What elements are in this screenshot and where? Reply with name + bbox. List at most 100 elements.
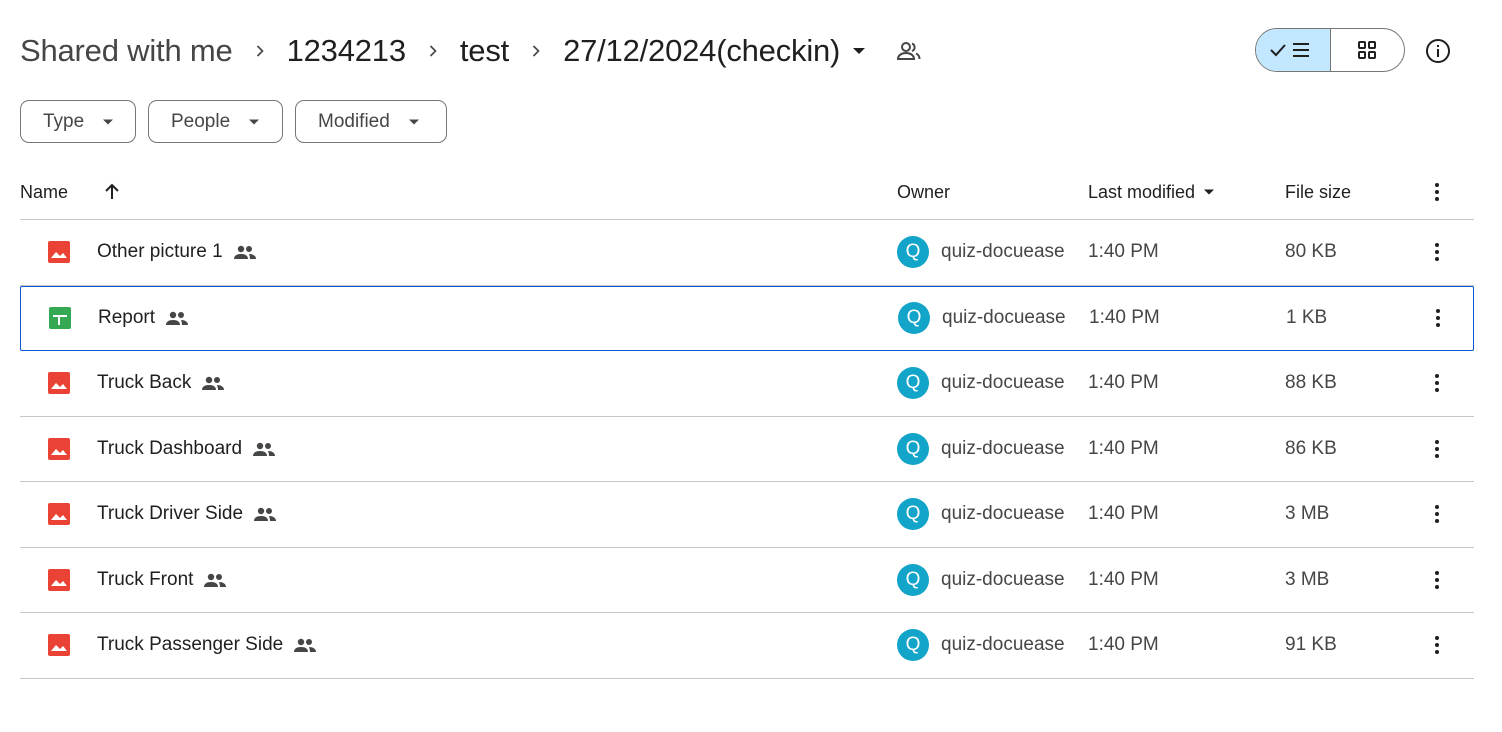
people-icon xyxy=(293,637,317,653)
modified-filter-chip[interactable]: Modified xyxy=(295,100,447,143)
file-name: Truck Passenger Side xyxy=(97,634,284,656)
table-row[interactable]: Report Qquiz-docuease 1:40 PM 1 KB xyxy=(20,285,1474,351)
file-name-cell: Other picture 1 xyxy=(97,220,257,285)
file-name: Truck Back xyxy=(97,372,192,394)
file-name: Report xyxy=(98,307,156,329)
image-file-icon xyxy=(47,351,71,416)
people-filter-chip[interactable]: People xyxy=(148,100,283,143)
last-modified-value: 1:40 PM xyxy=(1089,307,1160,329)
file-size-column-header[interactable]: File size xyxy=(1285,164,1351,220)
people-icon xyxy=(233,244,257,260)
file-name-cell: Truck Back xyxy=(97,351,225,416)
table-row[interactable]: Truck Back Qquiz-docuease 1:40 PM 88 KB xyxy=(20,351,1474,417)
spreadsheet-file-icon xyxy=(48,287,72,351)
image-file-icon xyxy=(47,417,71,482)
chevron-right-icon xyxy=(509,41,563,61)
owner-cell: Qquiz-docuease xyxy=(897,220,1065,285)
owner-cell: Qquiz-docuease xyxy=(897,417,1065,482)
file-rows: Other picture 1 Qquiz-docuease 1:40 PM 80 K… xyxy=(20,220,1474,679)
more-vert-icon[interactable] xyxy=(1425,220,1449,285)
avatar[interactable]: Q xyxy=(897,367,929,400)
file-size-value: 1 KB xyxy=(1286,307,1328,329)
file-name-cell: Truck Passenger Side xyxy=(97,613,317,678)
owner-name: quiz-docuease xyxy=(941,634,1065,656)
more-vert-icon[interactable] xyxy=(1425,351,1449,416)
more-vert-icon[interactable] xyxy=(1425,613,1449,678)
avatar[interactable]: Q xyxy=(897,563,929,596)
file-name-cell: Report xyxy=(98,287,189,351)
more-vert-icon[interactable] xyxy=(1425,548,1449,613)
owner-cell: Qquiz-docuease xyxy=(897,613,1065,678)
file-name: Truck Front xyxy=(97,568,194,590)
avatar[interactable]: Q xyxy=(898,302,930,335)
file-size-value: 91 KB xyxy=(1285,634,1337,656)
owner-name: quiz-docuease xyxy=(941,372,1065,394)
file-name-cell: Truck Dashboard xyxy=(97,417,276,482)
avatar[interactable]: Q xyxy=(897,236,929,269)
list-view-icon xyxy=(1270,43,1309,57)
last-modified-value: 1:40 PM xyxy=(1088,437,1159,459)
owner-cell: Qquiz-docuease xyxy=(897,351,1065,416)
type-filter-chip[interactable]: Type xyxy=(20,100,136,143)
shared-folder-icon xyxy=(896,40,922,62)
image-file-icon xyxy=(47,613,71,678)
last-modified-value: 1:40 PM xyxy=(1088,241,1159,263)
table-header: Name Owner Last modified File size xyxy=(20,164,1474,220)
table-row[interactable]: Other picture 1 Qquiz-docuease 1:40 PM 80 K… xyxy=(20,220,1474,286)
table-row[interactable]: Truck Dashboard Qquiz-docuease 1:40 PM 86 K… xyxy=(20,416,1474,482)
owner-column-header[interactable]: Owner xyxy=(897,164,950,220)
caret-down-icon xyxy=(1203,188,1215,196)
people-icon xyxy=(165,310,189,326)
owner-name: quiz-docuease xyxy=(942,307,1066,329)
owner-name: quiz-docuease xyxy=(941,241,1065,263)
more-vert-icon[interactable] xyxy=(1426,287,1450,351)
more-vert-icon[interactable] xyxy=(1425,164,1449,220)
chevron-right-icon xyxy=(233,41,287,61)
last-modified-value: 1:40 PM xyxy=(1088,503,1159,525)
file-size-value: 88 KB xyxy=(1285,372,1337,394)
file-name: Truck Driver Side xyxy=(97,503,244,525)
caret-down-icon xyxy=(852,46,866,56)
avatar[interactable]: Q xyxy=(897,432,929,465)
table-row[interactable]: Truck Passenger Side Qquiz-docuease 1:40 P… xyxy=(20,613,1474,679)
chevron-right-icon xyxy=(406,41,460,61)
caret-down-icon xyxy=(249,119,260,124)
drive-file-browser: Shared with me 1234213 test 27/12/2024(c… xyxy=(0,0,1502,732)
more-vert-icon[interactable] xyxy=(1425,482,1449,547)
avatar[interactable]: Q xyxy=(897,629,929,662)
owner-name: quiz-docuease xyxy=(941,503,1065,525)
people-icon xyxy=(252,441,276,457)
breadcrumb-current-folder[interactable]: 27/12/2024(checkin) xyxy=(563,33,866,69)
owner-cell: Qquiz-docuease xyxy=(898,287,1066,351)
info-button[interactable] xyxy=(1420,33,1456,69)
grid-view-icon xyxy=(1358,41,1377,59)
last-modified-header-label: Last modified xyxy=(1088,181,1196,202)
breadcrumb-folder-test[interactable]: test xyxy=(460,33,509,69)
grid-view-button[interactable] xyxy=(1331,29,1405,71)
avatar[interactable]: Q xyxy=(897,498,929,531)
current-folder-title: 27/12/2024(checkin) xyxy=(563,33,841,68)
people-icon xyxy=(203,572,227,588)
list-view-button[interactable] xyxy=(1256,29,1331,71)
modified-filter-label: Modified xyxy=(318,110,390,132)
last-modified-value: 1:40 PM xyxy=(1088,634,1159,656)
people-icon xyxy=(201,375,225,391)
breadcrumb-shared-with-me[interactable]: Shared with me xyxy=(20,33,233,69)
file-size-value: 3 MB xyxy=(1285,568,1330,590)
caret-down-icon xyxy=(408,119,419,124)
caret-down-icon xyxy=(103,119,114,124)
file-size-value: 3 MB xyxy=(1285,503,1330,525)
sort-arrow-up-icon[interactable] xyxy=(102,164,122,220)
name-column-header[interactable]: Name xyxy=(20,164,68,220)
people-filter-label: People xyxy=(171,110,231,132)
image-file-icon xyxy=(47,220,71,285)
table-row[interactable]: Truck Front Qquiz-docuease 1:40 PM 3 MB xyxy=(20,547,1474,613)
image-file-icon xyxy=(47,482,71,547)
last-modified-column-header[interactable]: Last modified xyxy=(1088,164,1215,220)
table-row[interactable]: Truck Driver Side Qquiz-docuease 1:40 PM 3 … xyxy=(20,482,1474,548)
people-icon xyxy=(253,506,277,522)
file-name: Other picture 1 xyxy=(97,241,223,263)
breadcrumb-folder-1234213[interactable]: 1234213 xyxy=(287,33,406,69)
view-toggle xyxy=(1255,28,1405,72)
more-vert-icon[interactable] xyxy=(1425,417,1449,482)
++++++++++
**Directive**
Convert the records above into a numbered list with one entry per line, skipping any blank lines and leaving out the pictures.

**In response**
1. What elements are in this screenshot and where? Reply with name + bbox. List at most 100 elements.
2. people-icon xyxy=(293,637,317,653)
3. modified-filter-chip[interactable]: Modified xyxy=(295,100,447,143)
4. file-name: Truck Passenger Side xyxy=(97,634,284,656)
5. table-row[interactable]: Report Qquiz-docuease 1:40 PM 1 KB xyxy=(20,285,1474,351)
6. file-name-cell: Other picture 1 xyxy=(97,220,257,285)
7. file-name: Truck Back xyxy=(97,372,192,394)
8. file-name: Report xyxy=(98,307,156,329)
9. image-file-icon xyxy=(47,351,71,416)
10. people-filter-chip[interactable]: People xyxy=(148,100,283,143)
11. last-modified-value: 1:40 PM xyxy=(1089,307,1160,329)
12. file-size-column-header[interactable]: File size xyxy=(1285,164,1351,220)
13. people-icon xyxy=(233,244,257,260)
14. file-name-cell: Truck Back xyxy=(97,351,225,416)
15. table-row[interactable]: Truck Back Qquiz-docuease 1:40 PM 88 KB xyxy=(20,351,1474,417)
16. spreadsheet-file-icon xyxy=(48,287,72,351)
17. image-file-icon xyxy=(47,417,71,482)
18. chevron-right-icon xyxy=(509,41,563,61)
19. owner-cell: Qquiz-docuease xyxy=(897,220,1065,285)
20. owner-cell: Qquiz-docuease xyxy=(897,417,1065,482)
21. file-rows: Other picture 1 Qquiz-docuease 1:40 PM 80 K… xyxy=(20,220,1474,679)
22. more-vert-icon[interactable] xyxy=(1425,220,1449,285)
23. avatar[interactable]: Q xyxy=(897,367,929,400)
24. file-size-value: 1 KB xyxy=(1286,307,1328,329)
25. file-name-cell: Truck Passenger Side xyxy=(97,613,317,678)
26. owner-name: quiz-docuease xyxy=(941,634,1065,656)
27. more-vert-icon[interactable] xyxy=(1425,351,1449,416)
28. more-vert-icon[interactable] xyxy=(1425,613,1449,678)
29. avatar[interactable]: Q xyxy=(897,563,929,596)
30. file-name-cell: Report xyxy=(98,287,189,351)
31. more-vert-icon[interactable] xyxy=(1425,548,1449,613)
32. owner-cell: Qquiz-docuease xyxy=(897,613,1065,678)
33. file-name: Truck Front xyxy=(97,568,194,590)
34. avatar[interactable]: Q xyxy=(898,302,930,335)
35. file-size-value: 91 KB xyxy=(1285,634,1337,656)
36. owner-name: quiz-docuease xyxy=(941,372,1065,394)
37. file-name-cell: Truck Dashboard xyxy=(97,417,276,482)
38. avatar[interactable]: Q xyxy=(897,236,929,269)
39. list-view-icon xyxy=(1270,43,1309,57)
40. last-modified-value: 1:40 PM xyxy=(1088,437,1159,459)
41. owner-cell: Qquiz-docuease xyxy=(897,351,1065,416)
42. type-filter-chip[interactable]: Type xyxy=(20,100,136,143)
43. shared-folder-icon xyxy=(896,40,922,62)
44. image-file-icon xyxy=(47,613,71,678)
45. last-modified-value: 1:40 PM xyxy=(1088,241,1159,263)
46. table-header: Name Owner Last modified File size xyxy=(20,164,1474,220)
47. table-row[interactable]: Other picture 1 Qquiz-docuease 1:40 PM 80 K… xyxy=(20,220,1474,286)
48. table-row[interactable]: Truck Dashboard Qquiz-docuease 1:40 PM 86 K… xyxy=(20,416,1474,482)
49. owner-column-header[interactable]: Owner xyxy=(897,164,950,220)
50. caret-down-icon xyxy=(1203,188,1215,196)
51. people-icon xyxy=(165,310,189,326)
52. owner-name: quiz-docuease xyxy=(942,307,1066,329)
53. owner-name: quiz-docuease xyxy=(941,241,1065,263)
54. more-vert-icon[interactable] xyxy=(1426,287,1450,351)
55. more-vert-icon[interactable] xyxy=(1425,164,1449,220)
56. chevron-right-icon xyxy=(233,41,287,61)
57. last-modified-value: 1:40 PM xyxy=(1088,503,1159,525)
58. file-size-value: 88 KB xyxy=(1285,372,1337,394)
59. file-name: Truck Driver Side xyxy=(97,503,244,525)
60. caret-down-icon xyxy=(852,46,866,56)
61. avatar[interactable]: Q xyxy=(897,432,929,465)
62. table-row[interactable]: Truck Passenger Side Qquiz-docuease 1:40 P… xyxy=(20,613,1474,679)
63. chevron-right-icon xyxy=(406,41,460,61)
64. caret-down-icon xyxy=(249,119,260,124)
65. drive-file-browser: Shared with me 1234213 test 27/12/2024(c… xyxy=(0,0,1502,732)
66. more-vert-icon[interactable] xyxy=(1425,482,1449,547)
67. avatar[interactable]: Q xyxy=(897,629,929,662)
68. owner-name: quiz-docuease xyxy=(941,503,1065,525)
69. people-icon xyxy=(252,441,276,457)
70. breadcrumb-current-folder[interactable]: 27/12/2024(checkin) xyxy=(563,33,866,69)
71. owner-cell: Qquiz-docuease xyxy=(898,287,1066,351)
72. info-button[interactable] xyxy=(1420,33,1456,69)
73. grid-view-icon xyxy=(1358,41,1377,59)
74. last-modified-header-label: Last modified xyxy=(1088,181,1196,202)
75. breadcrumb-folder-test[interactable]: test xyxy=(460,33,509,69)
76. grid-view-button[interactable] xyxy=(1331,29,1405,71)
77. avatar[interactable]: Q xyxy=(897,498,929,531)
78. current-folder-title: 27/12/2024(checkin) xyxy=(563,33,841,68)
79. people-icon xyxy=(203,572,227,588)
80. list-view-button[interactable] xyxy=(1256,29,1331,71)
81. modified-filter-label: Modified xyxy=(318,110,390,132)
82. last-modified-value: 1:40 PM xyxy=(1088,634,1159,656)
83. people-icon xyxy=(201,375,225,391)
84. breadcrumb-shared-with-me[interactable]: Shared with me xyxy=(20,33,233,69)
85. file-size-value: 3 MB xyxy=(1285,568,1330,590)
86. caret-down-icon xyxy=(408,119,419,124)
87. caret-down-icon xyxy=(103,119,114,124)
88. file-size-value: 3 MB xyxy=(1285,503,1330,525)
89. sort-arrow-up-icon[interactable] xyxy=(102,164,122,220)
90. name-column-header[interactable]: Name xyxy=(20,164,68,220)
91. people-filter-label: People xyxy=(171,110,231,132)
92. image-file-icon xyxy=(47,220,71,285)
93. table-row[interactable]: Truck Front Qquiz-docuease 1:40 PM 3 MB xyxy=(20,547,1474,613)
94. image-file-icon xyxy=(47,482,71,547)
95. last-modified-column-header[interactable]: Last modified xyxy=(1088,164,1215,220)
96. table-row[interactable]: Truck Driver Side Qquiz-docuease 1:40 PM 3 … xyxy=(20,482,1474,548)
97. people-icon xyxy=(253,506,277,522)
98. file-name: Other picture 1 xyxy=(97,241,223,263)
99. breadcrumb-folder-1234213[interactable]: 1234213 xyxy=(287,33,406,69)
100. view-toggle xyxy=(1255,28,1405,72)
101. more-vert-icon[interactable] xyxy=(1425,417,1449,482)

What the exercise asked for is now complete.